>> BEGIN Data to use

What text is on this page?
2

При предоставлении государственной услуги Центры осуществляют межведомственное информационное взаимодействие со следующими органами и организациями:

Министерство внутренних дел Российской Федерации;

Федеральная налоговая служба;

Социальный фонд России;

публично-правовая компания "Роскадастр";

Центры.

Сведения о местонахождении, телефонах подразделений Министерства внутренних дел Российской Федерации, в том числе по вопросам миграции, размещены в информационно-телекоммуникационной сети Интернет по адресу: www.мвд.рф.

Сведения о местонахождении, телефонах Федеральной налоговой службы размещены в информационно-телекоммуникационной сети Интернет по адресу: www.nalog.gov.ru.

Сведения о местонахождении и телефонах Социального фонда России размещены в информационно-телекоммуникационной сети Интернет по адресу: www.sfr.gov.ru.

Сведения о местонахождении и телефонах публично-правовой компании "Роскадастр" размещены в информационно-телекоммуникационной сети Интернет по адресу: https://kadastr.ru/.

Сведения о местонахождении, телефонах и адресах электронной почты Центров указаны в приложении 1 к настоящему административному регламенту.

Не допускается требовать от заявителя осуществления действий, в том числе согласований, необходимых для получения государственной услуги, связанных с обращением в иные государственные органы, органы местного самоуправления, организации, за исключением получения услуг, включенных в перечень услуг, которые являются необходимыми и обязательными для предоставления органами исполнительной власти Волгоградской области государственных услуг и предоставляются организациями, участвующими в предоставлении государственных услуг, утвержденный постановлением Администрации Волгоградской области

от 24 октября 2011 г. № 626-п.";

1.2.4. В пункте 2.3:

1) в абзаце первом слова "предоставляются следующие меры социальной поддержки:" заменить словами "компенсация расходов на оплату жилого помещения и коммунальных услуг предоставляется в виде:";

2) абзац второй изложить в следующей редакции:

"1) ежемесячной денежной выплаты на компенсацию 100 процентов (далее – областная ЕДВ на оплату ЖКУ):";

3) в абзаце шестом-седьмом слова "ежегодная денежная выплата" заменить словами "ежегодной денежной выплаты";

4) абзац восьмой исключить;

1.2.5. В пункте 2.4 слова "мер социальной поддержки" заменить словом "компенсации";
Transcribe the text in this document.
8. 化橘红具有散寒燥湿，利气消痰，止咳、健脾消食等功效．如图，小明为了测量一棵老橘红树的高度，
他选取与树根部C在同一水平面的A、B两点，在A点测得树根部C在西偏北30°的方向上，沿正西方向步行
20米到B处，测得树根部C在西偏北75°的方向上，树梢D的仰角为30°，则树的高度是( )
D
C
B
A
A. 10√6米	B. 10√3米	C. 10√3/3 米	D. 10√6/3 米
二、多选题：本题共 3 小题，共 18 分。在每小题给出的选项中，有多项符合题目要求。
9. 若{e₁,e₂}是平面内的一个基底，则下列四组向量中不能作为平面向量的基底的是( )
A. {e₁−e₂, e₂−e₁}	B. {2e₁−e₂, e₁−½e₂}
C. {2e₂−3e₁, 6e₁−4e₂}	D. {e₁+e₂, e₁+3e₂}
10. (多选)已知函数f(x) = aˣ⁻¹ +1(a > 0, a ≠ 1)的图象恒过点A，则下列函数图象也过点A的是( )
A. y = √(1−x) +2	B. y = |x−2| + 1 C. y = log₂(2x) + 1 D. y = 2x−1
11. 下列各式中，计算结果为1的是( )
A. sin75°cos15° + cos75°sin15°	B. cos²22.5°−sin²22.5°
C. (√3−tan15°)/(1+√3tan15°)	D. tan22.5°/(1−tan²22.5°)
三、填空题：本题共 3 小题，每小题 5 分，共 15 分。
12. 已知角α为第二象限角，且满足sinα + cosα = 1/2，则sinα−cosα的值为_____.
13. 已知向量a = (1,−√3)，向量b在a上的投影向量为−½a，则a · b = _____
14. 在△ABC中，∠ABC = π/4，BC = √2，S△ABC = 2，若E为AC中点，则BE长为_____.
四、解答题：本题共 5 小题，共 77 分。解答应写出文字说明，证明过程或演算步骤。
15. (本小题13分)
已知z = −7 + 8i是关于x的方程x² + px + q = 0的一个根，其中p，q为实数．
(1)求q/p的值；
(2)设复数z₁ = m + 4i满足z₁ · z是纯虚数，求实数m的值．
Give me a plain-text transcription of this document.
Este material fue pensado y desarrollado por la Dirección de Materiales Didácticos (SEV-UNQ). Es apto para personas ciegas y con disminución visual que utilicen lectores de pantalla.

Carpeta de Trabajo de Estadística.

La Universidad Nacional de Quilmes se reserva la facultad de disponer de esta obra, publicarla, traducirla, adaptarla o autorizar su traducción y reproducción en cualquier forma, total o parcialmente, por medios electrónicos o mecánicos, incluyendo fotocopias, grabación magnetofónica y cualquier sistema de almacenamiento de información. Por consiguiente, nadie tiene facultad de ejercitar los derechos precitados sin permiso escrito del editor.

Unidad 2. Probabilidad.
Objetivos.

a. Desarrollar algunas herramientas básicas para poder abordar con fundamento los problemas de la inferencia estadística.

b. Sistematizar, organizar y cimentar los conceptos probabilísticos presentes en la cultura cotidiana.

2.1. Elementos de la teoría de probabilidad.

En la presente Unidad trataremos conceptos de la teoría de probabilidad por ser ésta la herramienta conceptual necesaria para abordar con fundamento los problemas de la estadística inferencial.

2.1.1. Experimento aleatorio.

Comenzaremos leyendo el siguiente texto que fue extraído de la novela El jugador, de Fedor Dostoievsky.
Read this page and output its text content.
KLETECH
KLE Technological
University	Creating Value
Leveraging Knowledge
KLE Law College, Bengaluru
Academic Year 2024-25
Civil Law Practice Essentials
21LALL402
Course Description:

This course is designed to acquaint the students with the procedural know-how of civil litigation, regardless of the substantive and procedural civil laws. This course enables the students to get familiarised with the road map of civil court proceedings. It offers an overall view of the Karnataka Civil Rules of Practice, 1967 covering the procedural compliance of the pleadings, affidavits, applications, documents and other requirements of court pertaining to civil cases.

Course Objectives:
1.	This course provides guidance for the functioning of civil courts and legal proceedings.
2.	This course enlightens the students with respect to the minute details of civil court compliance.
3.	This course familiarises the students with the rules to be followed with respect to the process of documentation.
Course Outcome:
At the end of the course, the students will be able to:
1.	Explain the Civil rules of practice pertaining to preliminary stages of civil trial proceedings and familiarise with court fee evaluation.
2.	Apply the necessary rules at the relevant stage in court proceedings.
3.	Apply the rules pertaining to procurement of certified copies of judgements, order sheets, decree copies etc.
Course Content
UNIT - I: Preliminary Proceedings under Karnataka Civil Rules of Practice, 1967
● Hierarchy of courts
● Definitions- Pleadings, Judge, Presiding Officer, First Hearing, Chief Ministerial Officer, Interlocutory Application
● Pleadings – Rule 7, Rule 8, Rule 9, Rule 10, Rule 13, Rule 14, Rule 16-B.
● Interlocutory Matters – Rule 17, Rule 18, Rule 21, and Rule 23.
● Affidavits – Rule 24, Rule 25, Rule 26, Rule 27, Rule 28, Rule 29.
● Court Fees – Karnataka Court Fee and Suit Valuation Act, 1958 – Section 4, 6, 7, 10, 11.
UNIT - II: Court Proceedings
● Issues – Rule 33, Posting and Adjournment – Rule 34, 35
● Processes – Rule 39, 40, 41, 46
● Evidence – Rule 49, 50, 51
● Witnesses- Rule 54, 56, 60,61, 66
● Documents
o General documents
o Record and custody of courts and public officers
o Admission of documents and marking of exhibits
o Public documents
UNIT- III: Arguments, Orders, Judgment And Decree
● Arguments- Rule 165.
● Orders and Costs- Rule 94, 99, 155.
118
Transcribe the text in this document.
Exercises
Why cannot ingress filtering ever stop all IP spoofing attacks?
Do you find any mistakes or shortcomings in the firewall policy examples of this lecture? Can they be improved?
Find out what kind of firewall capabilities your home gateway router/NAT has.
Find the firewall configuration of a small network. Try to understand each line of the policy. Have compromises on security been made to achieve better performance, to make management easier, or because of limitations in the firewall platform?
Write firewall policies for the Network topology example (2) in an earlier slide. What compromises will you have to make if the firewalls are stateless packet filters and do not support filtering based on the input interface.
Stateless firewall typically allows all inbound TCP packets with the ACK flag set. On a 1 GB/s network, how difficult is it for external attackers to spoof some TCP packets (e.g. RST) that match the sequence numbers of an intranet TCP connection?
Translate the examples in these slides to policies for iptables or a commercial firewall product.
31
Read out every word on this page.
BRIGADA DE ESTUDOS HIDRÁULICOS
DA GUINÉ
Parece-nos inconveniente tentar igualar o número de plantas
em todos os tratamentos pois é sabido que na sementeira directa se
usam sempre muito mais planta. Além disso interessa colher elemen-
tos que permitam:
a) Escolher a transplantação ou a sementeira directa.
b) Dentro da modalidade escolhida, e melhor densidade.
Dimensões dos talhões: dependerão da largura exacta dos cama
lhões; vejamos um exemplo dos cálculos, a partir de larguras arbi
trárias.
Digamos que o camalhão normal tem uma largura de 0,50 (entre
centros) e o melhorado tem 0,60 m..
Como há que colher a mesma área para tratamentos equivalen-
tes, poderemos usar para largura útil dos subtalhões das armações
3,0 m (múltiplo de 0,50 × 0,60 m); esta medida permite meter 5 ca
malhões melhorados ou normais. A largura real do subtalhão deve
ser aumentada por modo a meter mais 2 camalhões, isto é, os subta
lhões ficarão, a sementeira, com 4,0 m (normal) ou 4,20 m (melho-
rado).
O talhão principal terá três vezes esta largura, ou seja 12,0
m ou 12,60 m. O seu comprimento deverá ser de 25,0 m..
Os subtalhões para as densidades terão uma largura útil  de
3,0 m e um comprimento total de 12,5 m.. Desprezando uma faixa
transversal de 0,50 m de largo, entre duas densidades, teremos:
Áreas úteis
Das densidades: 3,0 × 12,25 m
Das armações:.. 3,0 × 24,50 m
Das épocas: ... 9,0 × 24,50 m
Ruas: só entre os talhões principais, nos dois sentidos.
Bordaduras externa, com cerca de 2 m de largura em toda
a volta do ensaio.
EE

>> END Data to use

Looking back at the lines above, state how many contain the word "UNIT", and supply nothing besides the number.

Written response:
3